Problem details -
According to the extract on the EPHA Awards 2023, how many clinics does MEDICLIN AG comprise?

Page extract -
- - - -
European Union of Private Hospitals

EPHA Awards 2023 – Innovation in health

EPHA finalist 2023, Mediclin Staufenburg Klinik, Germany for its Post-COVID rehabilitation programme.

The MEDICLIN AG comprises over 35 clinics, representing the second largest rehabilitation group in Germany in conjunction with Asklepios Kliniken GmbH & Co. KG and Rhön-Kliniken AG.

In face of the emerging post-COVID syndrome (PCS), leading physicians and therapists of the MEDICLIN from all PCS-relevant disciplines formed interdisciplinary working groups and developed a novel, interdisciplinary, standardised diagnostic and therapeutic concept for the treatment of PCS. These specialists shared their “best practices” using online web-meetings on a regular basis.
- - - -
Data to examine -
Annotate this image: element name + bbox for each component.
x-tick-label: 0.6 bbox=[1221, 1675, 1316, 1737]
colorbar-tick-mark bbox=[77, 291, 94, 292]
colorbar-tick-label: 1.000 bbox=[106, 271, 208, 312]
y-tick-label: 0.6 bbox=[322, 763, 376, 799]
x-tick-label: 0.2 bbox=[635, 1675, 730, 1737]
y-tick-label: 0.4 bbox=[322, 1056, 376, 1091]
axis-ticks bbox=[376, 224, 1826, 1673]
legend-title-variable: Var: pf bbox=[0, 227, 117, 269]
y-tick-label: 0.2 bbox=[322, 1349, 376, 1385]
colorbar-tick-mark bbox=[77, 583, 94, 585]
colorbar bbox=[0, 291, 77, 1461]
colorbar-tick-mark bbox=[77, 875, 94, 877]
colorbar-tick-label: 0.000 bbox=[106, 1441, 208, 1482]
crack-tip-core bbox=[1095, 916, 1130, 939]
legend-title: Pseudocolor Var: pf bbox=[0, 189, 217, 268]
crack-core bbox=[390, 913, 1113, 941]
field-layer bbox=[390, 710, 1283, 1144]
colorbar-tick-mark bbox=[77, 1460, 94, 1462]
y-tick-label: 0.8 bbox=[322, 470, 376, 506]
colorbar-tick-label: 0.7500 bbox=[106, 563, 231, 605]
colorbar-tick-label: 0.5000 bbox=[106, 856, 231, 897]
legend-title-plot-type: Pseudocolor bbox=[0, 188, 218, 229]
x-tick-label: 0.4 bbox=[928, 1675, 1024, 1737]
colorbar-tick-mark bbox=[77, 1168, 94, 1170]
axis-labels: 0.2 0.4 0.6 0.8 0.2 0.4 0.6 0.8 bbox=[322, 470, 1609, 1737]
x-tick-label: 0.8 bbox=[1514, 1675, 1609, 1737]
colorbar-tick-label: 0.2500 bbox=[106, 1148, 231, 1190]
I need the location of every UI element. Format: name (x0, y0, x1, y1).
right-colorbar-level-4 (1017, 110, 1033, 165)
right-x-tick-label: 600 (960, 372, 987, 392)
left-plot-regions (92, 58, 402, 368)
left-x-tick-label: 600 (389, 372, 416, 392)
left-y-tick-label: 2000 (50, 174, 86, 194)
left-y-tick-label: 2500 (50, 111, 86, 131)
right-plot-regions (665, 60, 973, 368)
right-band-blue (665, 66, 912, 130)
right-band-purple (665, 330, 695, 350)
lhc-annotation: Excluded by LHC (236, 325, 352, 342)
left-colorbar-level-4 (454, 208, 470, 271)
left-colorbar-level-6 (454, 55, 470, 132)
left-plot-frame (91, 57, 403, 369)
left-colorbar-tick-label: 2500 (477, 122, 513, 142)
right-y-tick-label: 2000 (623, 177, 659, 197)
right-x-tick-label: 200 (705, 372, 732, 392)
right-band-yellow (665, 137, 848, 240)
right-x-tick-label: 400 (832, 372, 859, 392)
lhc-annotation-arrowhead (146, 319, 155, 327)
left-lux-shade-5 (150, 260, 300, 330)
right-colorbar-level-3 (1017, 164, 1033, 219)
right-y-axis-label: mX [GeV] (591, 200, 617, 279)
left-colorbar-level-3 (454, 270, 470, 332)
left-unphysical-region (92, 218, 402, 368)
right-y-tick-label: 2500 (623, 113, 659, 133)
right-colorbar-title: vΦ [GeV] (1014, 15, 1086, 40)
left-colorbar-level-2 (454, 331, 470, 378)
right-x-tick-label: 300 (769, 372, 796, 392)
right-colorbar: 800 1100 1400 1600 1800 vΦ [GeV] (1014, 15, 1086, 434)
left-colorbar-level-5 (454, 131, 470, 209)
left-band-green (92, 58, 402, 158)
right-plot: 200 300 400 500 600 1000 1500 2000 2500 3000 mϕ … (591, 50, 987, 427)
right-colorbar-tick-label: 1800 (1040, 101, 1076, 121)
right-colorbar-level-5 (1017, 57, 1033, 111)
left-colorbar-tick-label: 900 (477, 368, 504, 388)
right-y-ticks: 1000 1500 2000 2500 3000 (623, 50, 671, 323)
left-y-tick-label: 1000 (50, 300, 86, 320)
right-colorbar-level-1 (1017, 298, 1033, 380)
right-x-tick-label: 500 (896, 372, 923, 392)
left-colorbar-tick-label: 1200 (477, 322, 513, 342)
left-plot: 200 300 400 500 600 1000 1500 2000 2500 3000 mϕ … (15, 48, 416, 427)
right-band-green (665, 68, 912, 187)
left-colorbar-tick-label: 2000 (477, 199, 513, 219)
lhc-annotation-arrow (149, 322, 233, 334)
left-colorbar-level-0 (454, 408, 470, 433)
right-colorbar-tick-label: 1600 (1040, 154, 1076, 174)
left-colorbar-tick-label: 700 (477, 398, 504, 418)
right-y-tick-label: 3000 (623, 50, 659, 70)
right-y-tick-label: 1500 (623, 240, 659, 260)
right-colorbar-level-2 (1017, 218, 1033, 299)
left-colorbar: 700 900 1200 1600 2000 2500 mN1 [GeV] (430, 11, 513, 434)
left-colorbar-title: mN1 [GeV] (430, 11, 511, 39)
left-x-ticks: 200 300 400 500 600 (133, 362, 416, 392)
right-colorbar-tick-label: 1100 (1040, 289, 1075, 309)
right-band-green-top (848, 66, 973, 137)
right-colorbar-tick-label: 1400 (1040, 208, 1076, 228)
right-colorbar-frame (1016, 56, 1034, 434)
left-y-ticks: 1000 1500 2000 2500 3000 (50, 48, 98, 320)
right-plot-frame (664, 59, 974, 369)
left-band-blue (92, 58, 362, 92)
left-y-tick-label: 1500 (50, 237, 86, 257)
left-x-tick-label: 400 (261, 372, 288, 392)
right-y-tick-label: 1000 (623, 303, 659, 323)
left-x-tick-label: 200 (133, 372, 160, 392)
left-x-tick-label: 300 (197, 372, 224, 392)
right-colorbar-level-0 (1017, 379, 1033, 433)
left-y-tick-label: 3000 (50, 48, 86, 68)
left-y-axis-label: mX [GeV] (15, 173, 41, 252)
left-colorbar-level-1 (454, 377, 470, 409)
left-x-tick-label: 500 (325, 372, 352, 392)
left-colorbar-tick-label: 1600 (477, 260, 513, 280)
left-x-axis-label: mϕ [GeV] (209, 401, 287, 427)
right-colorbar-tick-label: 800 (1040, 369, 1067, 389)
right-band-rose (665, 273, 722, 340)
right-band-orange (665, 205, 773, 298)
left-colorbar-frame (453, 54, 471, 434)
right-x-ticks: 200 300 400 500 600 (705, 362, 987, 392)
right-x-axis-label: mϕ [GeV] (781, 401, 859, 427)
- - - -
Result -
Over 35 clinics.